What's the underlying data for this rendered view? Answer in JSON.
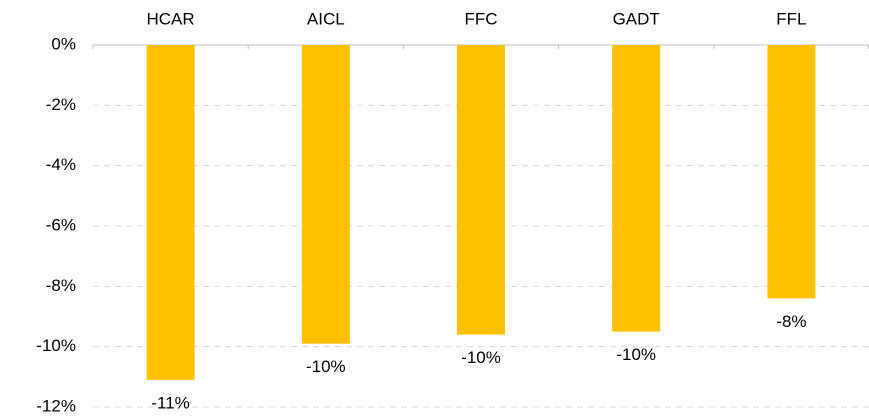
{
  "chart_data": {
    "type": "bar",
    "categories": [
      "HCAR",
      "AICL",
      "FFC",
      "GADT",
      "FFL"
    ],
    "values": [
      -11.1,
      -9.9,
      -9.6,
      -9.5,
      -8.4
    ],
    "value_labels": [
      "-11%",
      "-10%",
      "-10%",
      "-10%",
      "-8%"
    ],
    "color": "#ffc000",
    "ylim": [
      -12,
      0
    ],
    "yticks": [
      {
        "value": 0,
        "label": "0%"
      },
      {
        "value": -2,
        "label": "-2%"
      },
      {
        "value": -4,
        "label": "-4%"
      },
      {
        "value": -6,
        "label": "-6%"
      },
      {
        "value": -8,
        "label": "-8%"
      },
      {
        "value": -10,
        "label": "-10%"
      },
      {
        "value": -12,
        "label": "-12%"
      }
    ],
    "grid": true
  }
}
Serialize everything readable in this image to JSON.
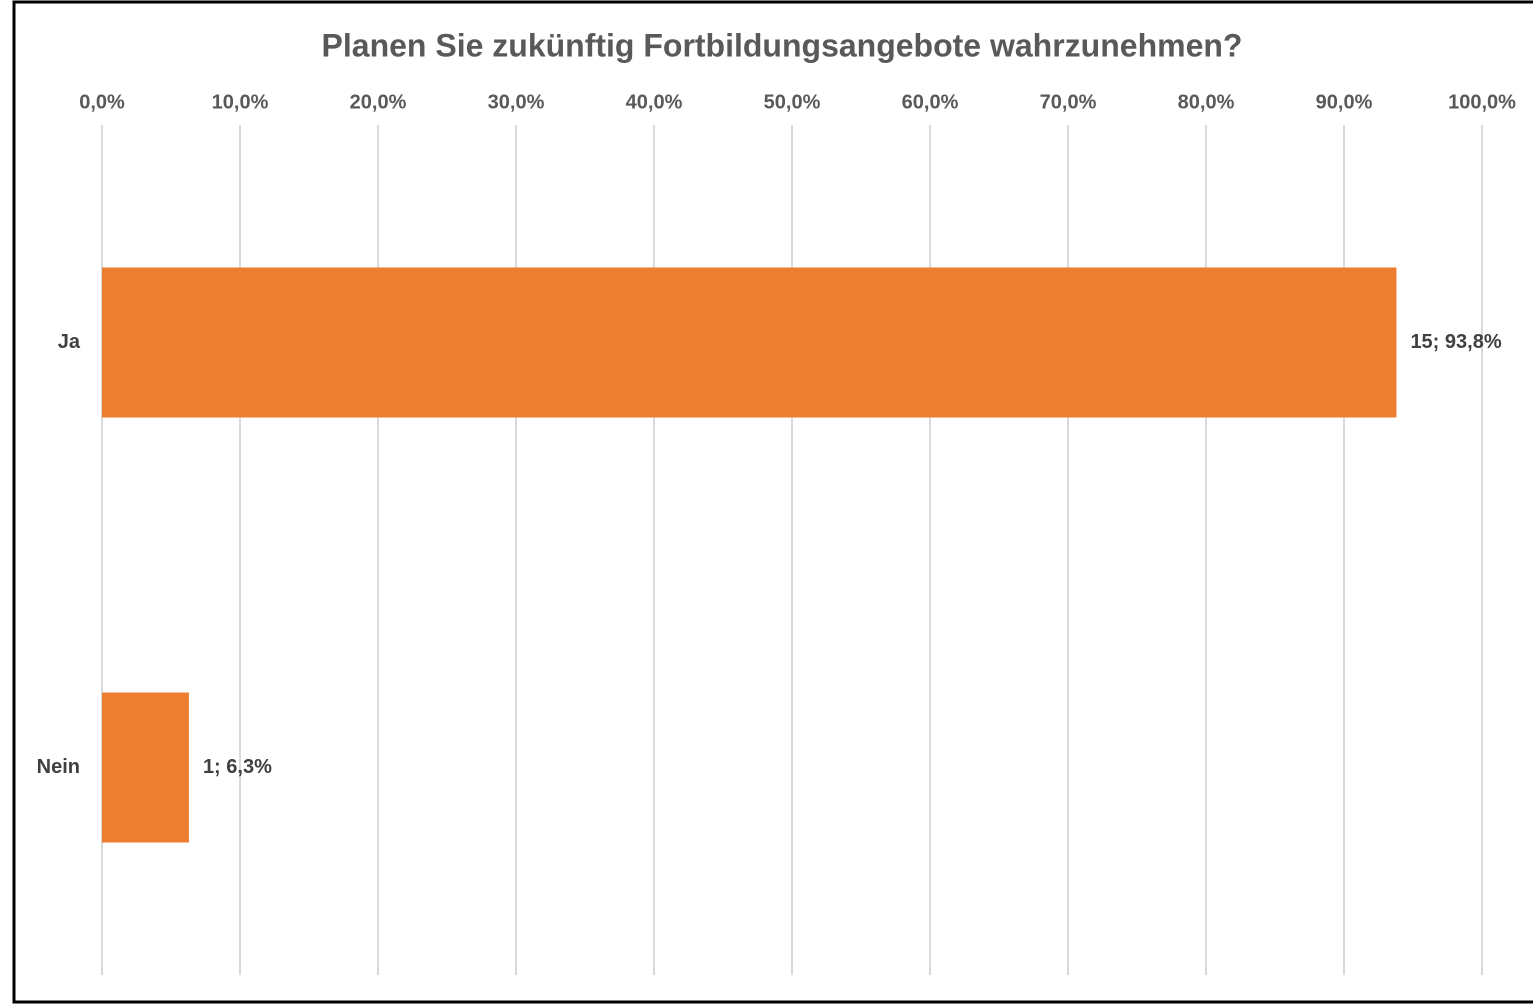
{
  "chart_data": {
    "type": "bar",
    "orientation": "horizontal",
    "title": "Planen Sie zukünftig Fortbildungsangebote wahrzunehmen?",
    "categories": [
      "Ja",
      "Nein"
    ],
    "values": [
      93.8,
      6.3
    ],
    "value_labels": [
      "15; 93,8%",
      "1; 6,3%"
    ],
    "color": "#ed7d31",
    "xlim": [
      0,
      100
    ],
    "xticks": [
      {
        "value": 0,
        "label": "0,0%"
      },
      {
        "value": 10,
        "label": "10,0%"
      },
      {
        "value": 20,
        "label": "20,0%"
      },
      {
        "value": 30,
        "label": "30,0%"
      },
      {
        "value": 40,
        "label": "40,0%"
      },
      {
        "value": 50,
        "label": "50,0%"
      },
      {
        "value": 60,
        "label": "60,0%"
      },
      {
        "value": 70,
        "label": "70,0%"
      },
      {
        "value": 80,
        "label": "80,0%"
      },
      {
        "value": 90,
        "label": "90,0%"
      },
      {
        "value": 100,
        "label": "100,0%"
      }
    ],
    "grid": true
  }
}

= Goal of the exercise =
Pull out each line containing the word "this" and copy it.

= Solution below =
What's the underlying data for this rendered view? Answer in JSON.
Serialize everything readable in this image to JSON.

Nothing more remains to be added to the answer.